- [Directions for this task]:
Report only the number of lines that hold the word "pour".

Records from a data source:

==*==

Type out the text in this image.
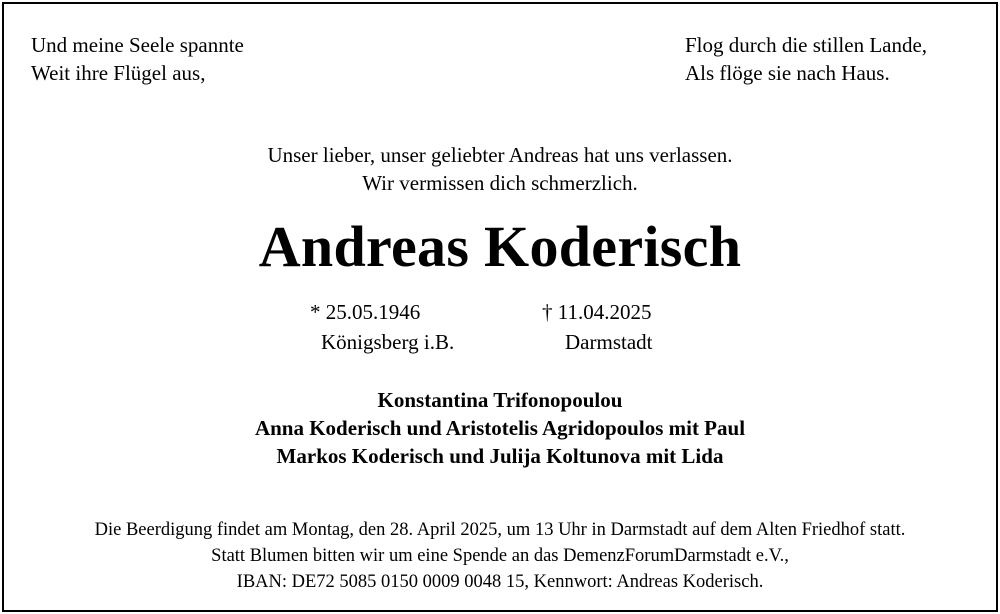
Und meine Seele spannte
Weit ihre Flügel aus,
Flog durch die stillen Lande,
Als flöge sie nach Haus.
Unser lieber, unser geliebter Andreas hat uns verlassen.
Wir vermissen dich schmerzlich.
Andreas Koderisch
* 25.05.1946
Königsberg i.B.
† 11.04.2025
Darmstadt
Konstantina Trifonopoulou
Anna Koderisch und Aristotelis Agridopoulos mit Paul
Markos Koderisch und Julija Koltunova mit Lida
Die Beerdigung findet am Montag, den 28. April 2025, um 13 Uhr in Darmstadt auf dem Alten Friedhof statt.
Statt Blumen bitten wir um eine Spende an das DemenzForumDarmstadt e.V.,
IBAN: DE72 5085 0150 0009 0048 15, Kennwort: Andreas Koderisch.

==*==

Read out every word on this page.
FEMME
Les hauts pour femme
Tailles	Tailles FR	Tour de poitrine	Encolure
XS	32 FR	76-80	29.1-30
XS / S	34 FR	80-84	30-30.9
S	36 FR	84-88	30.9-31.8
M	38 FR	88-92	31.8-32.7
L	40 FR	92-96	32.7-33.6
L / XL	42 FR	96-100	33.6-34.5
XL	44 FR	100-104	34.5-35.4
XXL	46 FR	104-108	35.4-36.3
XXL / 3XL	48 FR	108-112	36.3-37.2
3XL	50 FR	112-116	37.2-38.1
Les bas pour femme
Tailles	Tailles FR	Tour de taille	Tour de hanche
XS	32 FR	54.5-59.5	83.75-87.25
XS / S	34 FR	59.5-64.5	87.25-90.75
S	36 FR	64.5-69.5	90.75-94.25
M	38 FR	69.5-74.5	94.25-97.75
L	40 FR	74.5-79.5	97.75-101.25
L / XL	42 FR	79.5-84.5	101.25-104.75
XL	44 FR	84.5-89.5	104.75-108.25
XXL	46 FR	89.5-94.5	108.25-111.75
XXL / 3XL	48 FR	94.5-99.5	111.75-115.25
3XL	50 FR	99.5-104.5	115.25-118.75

==*==

- [Answer]:
2